## Study text

****************************************

He is reading out of a fourth grade book from a few years ago and the book was probably not edited for facts like most school text books. Here a conspiracy factoid about school text books. The names of the writers may have no knowledge of the books their names are attached to because ghost writers slap names on the books to make them look legit.
Orbit the barycenter. en.wikipedia.org/wiki/Barycenter. The Earth-Sun barycenter is only 449 km from the center of the sun so the sun barely wobbles from Earth's influence.
No, actually its only the suns gravity that keeps the earth orbiting the sun.
There are five states of matter
1. Solid
2. Liquid
3. Gas
4. Plasma
5. Bose-Einstein condensate
Maybe you don't have to expect people to know the more exotic states of matter, but given that 99% of the universe is plasma, people should know it. There's also a ginormous exploding example in the sky.

****************************************

Collected data:

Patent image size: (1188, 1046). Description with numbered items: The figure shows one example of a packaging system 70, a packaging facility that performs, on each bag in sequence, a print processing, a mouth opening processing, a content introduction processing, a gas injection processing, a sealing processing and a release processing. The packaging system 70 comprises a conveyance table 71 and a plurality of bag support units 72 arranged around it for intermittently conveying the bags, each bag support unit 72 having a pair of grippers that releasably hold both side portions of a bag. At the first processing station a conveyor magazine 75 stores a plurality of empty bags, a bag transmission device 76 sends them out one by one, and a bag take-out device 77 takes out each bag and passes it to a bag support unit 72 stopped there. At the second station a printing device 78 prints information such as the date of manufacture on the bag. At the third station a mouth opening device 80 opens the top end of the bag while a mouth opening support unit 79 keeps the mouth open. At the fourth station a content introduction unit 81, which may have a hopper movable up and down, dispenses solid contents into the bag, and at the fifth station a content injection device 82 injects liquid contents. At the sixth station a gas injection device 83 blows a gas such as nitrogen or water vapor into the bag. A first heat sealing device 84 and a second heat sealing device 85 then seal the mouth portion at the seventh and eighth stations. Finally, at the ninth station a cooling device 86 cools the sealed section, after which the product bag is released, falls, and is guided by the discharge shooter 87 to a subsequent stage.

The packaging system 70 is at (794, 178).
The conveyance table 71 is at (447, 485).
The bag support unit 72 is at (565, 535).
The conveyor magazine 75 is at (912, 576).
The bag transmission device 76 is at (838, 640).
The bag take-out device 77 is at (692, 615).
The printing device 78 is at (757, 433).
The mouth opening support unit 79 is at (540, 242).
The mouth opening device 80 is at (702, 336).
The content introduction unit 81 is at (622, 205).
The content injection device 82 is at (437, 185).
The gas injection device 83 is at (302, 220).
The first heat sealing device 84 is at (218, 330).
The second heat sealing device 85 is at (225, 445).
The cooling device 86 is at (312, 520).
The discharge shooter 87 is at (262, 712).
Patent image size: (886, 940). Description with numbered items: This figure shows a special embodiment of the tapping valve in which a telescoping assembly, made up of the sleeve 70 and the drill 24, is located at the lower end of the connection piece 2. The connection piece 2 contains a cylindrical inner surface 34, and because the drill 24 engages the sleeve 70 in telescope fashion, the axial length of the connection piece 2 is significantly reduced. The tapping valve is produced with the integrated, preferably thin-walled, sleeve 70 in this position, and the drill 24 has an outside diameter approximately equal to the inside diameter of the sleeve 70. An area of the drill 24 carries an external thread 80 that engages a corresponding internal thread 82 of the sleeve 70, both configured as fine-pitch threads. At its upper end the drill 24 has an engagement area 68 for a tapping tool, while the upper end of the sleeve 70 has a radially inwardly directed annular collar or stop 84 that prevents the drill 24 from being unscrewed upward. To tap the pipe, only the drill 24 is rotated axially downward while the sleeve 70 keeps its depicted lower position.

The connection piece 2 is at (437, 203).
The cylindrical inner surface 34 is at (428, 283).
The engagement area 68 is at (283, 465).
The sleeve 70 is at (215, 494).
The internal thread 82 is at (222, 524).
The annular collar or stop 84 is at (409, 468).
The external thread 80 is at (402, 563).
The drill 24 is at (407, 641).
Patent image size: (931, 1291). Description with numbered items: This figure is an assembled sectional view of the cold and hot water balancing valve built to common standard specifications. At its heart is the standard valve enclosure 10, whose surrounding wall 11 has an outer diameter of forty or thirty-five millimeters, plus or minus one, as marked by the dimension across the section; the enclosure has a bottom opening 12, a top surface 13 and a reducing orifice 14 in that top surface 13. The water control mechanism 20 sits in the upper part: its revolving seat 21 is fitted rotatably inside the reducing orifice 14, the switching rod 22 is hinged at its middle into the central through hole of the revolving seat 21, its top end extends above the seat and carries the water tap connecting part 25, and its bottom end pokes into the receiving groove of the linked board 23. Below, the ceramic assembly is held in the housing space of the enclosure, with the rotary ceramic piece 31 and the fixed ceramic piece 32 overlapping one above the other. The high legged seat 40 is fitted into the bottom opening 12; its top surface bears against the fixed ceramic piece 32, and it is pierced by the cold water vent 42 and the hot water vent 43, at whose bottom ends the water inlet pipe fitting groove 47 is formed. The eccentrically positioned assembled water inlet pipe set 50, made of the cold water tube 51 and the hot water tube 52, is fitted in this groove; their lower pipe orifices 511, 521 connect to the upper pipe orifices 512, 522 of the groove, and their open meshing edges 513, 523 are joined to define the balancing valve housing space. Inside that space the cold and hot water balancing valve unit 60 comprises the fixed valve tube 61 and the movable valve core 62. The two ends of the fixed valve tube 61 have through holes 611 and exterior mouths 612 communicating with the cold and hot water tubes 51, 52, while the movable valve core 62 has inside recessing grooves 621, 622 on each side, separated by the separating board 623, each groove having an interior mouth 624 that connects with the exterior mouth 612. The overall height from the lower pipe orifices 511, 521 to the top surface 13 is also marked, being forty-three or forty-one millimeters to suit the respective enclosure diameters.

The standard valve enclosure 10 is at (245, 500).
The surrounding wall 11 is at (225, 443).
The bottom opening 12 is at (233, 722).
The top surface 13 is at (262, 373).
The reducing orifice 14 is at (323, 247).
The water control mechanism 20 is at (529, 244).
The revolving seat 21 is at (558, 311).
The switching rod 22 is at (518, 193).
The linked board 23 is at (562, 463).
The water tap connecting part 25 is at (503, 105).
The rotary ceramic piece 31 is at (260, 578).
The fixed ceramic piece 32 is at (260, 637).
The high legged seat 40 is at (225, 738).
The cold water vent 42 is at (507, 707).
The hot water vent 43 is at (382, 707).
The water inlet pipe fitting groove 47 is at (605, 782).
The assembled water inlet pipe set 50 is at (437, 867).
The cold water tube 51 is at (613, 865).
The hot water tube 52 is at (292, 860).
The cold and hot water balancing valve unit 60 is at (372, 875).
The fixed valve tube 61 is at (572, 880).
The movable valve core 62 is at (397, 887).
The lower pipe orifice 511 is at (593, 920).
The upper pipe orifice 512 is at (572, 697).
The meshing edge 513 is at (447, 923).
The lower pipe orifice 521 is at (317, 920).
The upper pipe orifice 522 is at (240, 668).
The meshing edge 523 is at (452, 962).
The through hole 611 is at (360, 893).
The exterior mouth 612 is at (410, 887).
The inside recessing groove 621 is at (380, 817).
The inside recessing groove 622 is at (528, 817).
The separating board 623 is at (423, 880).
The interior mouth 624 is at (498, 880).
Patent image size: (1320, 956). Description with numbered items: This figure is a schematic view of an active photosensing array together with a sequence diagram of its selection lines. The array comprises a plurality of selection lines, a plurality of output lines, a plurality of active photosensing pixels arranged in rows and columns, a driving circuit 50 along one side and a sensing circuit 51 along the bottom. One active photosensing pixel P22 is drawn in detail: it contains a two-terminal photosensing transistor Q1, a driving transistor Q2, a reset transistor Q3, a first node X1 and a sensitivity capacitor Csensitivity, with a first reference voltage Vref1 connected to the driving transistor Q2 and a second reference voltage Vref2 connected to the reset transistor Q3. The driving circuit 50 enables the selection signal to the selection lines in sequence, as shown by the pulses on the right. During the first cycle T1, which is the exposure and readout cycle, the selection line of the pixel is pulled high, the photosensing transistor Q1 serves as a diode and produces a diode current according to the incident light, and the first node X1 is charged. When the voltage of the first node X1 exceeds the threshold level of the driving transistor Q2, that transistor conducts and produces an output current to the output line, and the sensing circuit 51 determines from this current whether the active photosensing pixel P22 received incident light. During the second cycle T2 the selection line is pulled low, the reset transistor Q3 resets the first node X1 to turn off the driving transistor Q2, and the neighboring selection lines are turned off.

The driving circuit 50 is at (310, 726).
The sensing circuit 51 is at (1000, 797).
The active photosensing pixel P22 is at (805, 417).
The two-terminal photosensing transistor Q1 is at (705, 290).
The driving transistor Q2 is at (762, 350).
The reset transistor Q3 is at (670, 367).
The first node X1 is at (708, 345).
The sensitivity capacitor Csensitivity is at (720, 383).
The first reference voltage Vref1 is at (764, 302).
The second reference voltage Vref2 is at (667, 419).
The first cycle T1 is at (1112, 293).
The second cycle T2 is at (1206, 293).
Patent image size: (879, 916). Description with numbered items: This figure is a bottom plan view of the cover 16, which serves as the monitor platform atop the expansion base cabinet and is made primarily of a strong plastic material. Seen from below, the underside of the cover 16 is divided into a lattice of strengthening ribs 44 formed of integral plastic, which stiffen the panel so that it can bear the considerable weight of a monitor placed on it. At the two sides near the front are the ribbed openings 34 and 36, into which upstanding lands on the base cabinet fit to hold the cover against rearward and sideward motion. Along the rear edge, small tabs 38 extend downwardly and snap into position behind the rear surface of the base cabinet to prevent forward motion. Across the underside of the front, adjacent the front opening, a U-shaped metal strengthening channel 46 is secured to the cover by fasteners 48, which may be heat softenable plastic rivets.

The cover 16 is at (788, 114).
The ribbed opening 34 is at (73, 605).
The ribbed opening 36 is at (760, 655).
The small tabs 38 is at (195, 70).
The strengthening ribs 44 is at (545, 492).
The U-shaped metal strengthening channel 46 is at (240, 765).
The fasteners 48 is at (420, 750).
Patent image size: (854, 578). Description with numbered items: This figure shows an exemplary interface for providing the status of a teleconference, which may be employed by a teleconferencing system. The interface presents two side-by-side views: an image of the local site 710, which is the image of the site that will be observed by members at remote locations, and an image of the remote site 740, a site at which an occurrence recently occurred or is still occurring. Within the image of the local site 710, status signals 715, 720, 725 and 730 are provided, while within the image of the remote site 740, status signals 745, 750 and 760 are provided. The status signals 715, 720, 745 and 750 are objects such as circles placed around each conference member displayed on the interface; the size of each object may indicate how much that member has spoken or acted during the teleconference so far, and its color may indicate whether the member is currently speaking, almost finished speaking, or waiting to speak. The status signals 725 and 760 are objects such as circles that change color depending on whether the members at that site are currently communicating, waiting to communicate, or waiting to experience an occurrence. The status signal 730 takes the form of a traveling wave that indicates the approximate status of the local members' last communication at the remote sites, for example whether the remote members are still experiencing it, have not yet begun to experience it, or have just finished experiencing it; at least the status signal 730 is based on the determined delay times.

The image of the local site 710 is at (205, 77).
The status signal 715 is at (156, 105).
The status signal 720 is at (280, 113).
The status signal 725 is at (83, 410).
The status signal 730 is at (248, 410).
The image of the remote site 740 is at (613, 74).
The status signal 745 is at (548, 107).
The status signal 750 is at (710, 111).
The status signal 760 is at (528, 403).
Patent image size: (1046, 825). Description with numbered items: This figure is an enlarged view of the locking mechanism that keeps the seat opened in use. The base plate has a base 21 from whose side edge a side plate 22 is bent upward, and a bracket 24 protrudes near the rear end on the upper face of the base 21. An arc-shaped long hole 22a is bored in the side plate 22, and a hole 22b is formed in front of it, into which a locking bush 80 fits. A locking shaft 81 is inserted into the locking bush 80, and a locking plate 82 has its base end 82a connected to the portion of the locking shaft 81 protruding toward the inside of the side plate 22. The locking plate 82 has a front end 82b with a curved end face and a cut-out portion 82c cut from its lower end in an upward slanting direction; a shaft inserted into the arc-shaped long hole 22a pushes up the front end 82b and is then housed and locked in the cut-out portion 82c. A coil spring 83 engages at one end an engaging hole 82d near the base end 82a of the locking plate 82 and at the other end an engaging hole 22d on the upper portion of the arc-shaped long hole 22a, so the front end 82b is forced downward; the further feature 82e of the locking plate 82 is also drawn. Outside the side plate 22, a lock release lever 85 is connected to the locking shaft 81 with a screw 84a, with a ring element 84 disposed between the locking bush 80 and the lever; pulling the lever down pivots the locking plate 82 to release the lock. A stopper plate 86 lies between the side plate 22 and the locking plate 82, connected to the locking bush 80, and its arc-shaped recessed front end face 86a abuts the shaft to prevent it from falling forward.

****************************************

## Requirement 1
Please rewrite the stretch of the comment from "Orbit the barycenter." through "from Earth's influence.", swapping "km" for "kilometers".
## Requirement 2
According to the comment, how far is the Earth-Sun barycenter from the center of the sun?

## Output 1
Orbit the barycenter. en.wikipedia.org/wiki/Barycenter. The Earth-Sun barycenter is only 449 kilometers from the center of the sun so the sun barely wobbles from Earth's influence.

## Output 2
449 km